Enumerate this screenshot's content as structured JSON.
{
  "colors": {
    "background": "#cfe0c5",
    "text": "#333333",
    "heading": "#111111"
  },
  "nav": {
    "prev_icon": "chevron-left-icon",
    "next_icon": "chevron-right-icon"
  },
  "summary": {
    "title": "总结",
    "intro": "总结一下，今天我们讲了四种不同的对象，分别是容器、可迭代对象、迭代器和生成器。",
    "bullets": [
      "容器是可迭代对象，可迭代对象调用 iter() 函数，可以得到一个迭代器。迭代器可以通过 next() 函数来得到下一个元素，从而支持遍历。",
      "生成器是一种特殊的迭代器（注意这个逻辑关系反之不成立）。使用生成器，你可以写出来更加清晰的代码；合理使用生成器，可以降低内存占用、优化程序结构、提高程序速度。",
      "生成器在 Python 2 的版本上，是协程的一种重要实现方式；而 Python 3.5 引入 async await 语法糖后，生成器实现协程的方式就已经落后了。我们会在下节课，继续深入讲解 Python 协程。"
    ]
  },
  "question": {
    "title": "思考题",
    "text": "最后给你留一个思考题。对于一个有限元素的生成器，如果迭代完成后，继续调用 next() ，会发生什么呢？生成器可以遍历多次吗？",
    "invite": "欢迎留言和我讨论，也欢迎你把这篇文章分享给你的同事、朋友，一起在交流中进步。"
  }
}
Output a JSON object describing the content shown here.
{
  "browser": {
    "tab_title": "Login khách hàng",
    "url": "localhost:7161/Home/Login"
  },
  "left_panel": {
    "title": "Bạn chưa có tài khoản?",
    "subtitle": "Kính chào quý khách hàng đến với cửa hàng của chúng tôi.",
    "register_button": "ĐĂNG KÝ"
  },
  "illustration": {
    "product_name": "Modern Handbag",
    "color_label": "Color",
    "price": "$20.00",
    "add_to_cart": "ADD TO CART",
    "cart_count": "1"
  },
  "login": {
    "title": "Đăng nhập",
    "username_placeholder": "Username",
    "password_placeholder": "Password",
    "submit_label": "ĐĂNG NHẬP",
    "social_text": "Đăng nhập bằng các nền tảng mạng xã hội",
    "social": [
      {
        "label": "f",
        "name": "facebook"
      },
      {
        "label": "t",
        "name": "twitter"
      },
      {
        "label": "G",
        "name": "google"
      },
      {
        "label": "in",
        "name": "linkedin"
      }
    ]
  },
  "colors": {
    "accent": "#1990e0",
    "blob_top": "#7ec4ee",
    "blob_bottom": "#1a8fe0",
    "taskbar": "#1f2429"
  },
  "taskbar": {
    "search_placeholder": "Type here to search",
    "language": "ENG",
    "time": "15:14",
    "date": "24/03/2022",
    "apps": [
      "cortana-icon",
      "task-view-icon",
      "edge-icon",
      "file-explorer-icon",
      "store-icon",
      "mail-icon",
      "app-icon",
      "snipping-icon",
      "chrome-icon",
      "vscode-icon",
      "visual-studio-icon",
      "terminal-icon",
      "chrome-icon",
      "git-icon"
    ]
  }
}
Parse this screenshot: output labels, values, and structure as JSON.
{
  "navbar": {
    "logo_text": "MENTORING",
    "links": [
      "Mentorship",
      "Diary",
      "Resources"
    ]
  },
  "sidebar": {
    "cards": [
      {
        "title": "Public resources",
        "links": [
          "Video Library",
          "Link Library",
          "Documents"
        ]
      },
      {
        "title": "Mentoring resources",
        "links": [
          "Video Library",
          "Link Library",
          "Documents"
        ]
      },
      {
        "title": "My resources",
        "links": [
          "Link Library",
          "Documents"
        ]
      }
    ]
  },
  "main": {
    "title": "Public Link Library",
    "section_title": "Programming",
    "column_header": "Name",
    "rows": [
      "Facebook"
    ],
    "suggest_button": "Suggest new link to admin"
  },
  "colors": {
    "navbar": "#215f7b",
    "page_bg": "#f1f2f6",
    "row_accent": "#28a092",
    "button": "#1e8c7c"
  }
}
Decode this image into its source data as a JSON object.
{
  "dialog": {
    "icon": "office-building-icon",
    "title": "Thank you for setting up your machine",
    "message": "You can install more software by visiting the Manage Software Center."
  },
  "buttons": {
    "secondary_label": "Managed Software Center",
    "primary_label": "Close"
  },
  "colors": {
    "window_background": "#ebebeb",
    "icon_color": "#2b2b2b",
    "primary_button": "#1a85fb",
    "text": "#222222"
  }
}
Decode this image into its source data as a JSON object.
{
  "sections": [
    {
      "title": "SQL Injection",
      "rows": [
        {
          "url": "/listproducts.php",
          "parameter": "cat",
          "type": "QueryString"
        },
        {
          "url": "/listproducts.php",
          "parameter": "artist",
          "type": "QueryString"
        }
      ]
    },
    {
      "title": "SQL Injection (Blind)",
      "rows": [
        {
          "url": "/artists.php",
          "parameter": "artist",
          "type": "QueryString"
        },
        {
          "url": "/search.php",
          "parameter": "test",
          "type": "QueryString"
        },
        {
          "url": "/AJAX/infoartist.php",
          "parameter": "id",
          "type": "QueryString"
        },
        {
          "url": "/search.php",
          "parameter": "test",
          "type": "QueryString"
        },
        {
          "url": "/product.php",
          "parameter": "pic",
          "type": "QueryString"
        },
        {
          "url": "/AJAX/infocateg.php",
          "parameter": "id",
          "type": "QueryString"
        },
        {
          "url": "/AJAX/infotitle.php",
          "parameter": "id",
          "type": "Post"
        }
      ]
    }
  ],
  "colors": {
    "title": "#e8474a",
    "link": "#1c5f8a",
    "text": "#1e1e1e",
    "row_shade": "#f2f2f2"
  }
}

------------

**INSTRUCTIONS FOR THE TASK**
Reproduce the full listing exactly.

**WRITTEN SOLUTION**
Enumerate this screenshot's content as structured JSON.
{
  "colors": {
    "background": "#cfe0c5",
    "text": "#333333",
    "heading": "#111111"
  },
  "nav": {
    "prev_icon": "chevron-left-icon",
    "next_icon": "chevron-right-icon"
  },
  "summary": {
    "title": "总结",
    "intro": "总结一下，今天我们讲了四种不同的对象，分别是容器、可迭代对象、迭代器和生成器。",
    "bullets": [
      "容器是可迭代对象，可迭代对象调用 iter() 函数，可以得到一个迭代器。迭代器可以通过 next() 函数来得到下一个元素，从而支持遍历。",
      "生成器是一种特殊的迭代器（注意这个逻辑关系反之不成立）。使用生成器，你可以写出来更加清晰的代码；合理使用生成器，可以降低内存占用、优化程序结构、提高程序速度。",
      "生成器在 Python 2 的版本上，是协程的一种重要实现方式；而 Python 3.5 引入 async await 语法糖后，生成器实现协程的方式就已经落后了。我们会在下节课，继续深入讲解 Python 协程。"
    ]
  },
  "question": {
    "title": "思考题",
    "text": "最后给你留一个思考题。对于一个有限元素的生成器，如果迭代完成后，继续调用 next() ，会发生什么呢？生成器可以遍历多次吗？",
    "invite": "欢迎留言和我讨论，也欢迎你把这篇文章分享给你的同事、朋友，一起在交流中进步。"
  }
}
Output a JSON object describing the content shown here.
{
  "browser": {
    "tab_title": "Login khách hàng",
    "url": "localhost:7161/Home/Login"
  },
  "left_panel": {
    "title": "Bạn chưa có tài khoản?",
    "subtitle": "Kính chào quý khách hàng đến với cửa hàng của chúng tôi.",
    "register_button": "ĐĂNG KÝ"
  },
  "illustration": {
    "product_name": "Modern Handbag",
    "color_label": "Color",
    "price": "$20.00",
    "add_to_cart": "ADD TO CART",
    "cart_count": "1"
  },
  "login": {
    "title": "Đăng nhập",
    "username_placeholder": "Username",
    "password_placeholder": "Password",
    "submit_label": "ĐĂNG NHẬP",
    "social_text": "Đăng nhập bằng các nền tảng mạng xã hội",
    "social": [
      {
        "label": "f",
        "name": "facebook"
      },
      {
        "label": "t",
        "name": "twitter"
      },
      {
        "label": "G",
        "name": "google"
      },
      {
        "label": "in",
        "name": "linkedin"
      }
    ]
  },
  "colors": {
    "accent": "#1990e0",
    "blob_top": "#7ec4ee",
    "blob_bottom": "#1a8fe0",
    "taskbar": "#1f2429"
  },
  "taskbar": {
    "search_placeholder": "Type here to search",
    "language": "ENG",
    "time": "15:14",
    "date": "24/03/2022",
    "apps": [
      "cortana-icon",
      "task-view-icon",
      "edge-icon",
      "file-explorer-icon",
      "store-icon",
      "mail-icon",
      "app-icon",
      "snipping-icon",
      "chrome-icon",
      "vscode-icon",
      "visual-studio-icon",
      "terminal-icon",
      "chrome-icon",
      "git-icon"
    ]
  }
}
Parse this screenshot: output labels, values, and structure as JSON.
{
  "navbar": {
    "logo_text": "MENTORING",
    "links": [
      "Mentorship",
      "Diary",
      "Resources"
    ]
  },
  "sidebar": {
    "cards": [
      {
        "title": "Public resources",
        "links": [
          "Video Library",
          "Link Library",
          "Documents"
        ]
      },
      {
        "title": "Mentoring resources",
        "links": [
          "Video Library",
          "Link Library",
          "Documents"
        ]
      },
      {
        "title": "My resources",
        "links": [
          "Link Library",
          "Documents"
        ]
      }
    ]
  },
  "main": {
    "title": "Public Link Library",
    "section_title": "Programming",
    "column_header": "Name",
    "rows": [
      "Facebook"
    ],
    "suggest_button": "Suggest new link to admin"
  },
  "colors": {
    "navbar": "#215f7b",
    "page_bg": "#f1f2f6",
    "row_accent": "#28a092",
    "button": "#1e8c7c"
  }
}
Decode this image into its source data as a JSON object.
{
  "dialog": {
    "icon": "office-building-icon",
    "title": "Thank you for setting up your machine",
    "message": "You can install more software by visiting the Manage Software Center."
  },
  "buttons": {
    "secondary_label": "Managed Software Center",
    "primary_label": "Close"
  },
  "colors": {
    "window_background": "#ebebeb",
    "icon_color": "#2b2b2b",
    "primary_button": "#1a85fb",
    "text": "#222222"
  }
}
Decode this image into its source data as a JSON object.
{
  "sections": [
    {
      "title": "SQL Injection",
      "rows": [
        {
          "url": "/listproducts.php",
          "parameter": "cat",
          "type": "QueryString"
        },
        {
          "url": "/listproducts.php",
          "parameter": "artist",
          "type": "QueryString"
        }
      ]
    },
    {
      "title": "SQL Injection (Blind)",
      "rows": [
        {
          "url": "/artists.php",
          "parameter": "artist",
          "type": "QueryString"
        },
        {
          "url": "/search.php",
          "parameter": "test",
          "type": "QueryString"
        },
        {
          "url": "/AJAX/infoartist.php",
          "parameter": "id",
          "type": "QueryString"
        },
        {
          "url": "/search.php",
          "parameter": "test",
          "type": "QueryString"
        },
        {
          "url": "/product.php",
          "parameter": "pic",
          "type": "QueryString"
        },
        {
          "url": "/AJAX/infocateg.php",
          "parameter": "id",
          "type": "QueryString"
        },
        {
          "url": "/AJAX/infotitle.php",
          "parameter": "id",
          "type": "Post"
        }
      ]
    }
  ],
  "colors": {
    "title": "#e8474a",
    "link": "#1c5f8a",
    "text": "#1e1e1e",
    "row_shade": "#f2f2f2"
  }
}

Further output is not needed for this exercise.